§ **Job**: Copy out all of the data below with no alterations.

§ **Material for this task**:
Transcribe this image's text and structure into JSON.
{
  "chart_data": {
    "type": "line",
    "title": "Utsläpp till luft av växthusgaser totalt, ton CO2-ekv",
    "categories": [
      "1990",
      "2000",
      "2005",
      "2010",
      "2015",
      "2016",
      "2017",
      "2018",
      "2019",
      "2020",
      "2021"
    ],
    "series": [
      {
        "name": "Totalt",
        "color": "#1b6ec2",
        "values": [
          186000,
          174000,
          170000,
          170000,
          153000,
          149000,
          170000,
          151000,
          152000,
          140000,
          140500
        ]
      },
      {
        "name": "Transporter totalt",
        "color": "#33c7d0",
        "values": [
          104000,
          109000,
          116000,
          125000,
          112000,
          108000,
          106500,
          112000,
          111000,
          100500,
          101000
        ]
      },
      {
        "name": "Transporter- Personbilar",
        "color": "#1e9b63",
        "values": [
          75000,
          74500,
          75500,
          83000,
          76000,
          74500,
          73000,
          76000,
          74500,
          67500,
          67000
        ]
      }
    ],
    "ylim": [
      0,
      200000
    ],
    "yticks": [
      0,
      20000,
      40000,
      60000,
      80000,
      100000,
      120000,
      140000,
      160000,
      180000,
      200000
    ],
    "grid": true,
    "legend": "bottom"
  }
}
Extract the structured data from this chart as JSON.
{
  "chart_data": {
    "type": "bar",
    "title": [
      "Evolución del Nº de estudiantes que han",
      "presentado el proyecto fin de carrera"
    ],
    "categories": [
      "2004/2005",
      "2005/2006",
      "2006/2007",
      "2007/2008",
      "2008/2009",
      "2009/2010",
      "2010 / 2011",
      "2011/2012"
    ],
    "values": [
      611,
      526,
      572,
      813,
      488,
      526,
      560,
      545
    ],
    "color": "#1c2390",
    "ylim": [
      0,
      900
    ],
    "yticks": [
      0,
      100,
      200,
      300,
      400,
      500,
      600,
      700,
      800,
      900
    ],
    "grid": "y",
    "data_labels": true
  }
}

§ **Result of the exercise**:
Transcribe this image's text and structure into JSON.
{
  "chart_data": {
    "type": "line",
    "title": "Utsläpp till luft av växthusgaser totalt, ton CO2-ekv",
    "categories": [
      "1990",
      "2000",
      "2005",
      "2010",
      "2015",
      "2016",
      "2017",
      "2018",
      "2019",
      "2020",
      "2021"
    ],
    "series": [
      {
        "name": "Totalt",
        "color": "#1b6ec2",
        "values": [
          186000,
          174000,
          170000,
          170000,
          153000,
          149000,
          170000,
          151000,
          152000,
          140000,
          140500
        ]
      },
      {
        "name": "Transporter totalt",
        "color": "#33c7d0",
        "values": [
          104000,
          109000,
          116000,
          125000,
          112000,
          108000,
          106500,
          112000,
          111000,
          100500,
          101000
        ]
      },
      {
        "name": "Transporter- Personbilar",
        "color": "#1e9b63",
        "values": [
          75000,
          74500,
          75500,
          83000,
          76000,
          74500,
          73000,
          76000,
          74500,
          67500,
          67000
        ]
      }
    ],
    "ylim": [
      0,
      200000
    ],
    "yticks": [
      0,
      20000,
      40000,
      60000,
      80000,
      100000,
      120000,
      140000,
      160000,
      180000,
      200000
    ],
    "grid": true,
    "legend": "bottom"
  }
}
Extract the structured data from this chart as JSON.
{
  "chart_data": {
    "type": "bar",
    "title": [
      "Evolución del Nº de estudiantes que han",
      "presentado el proyecto fin de carrera"
    ],
    "categories": [
      "2004/2005",
      "2005/2006",
      "2006/2007",
      "2007/2008",
      "2008/2009",
      "2009/2010",
      "2010 / 2011",
      "2011/2012"
    ],
    "values": [
      611,
      526,
      572,
      813,
      488,
      526,
      560,
      545
    ],
    "color": "#1c2390",
    "ylim": [
      0,
      900
    ],
    "yticks": [
      0,
      100,
      200,
      300,
      400,
      500,
      600,
      700,
      800,
      900
    ],
    "grid": "y",
    "data_labels": true
  }
}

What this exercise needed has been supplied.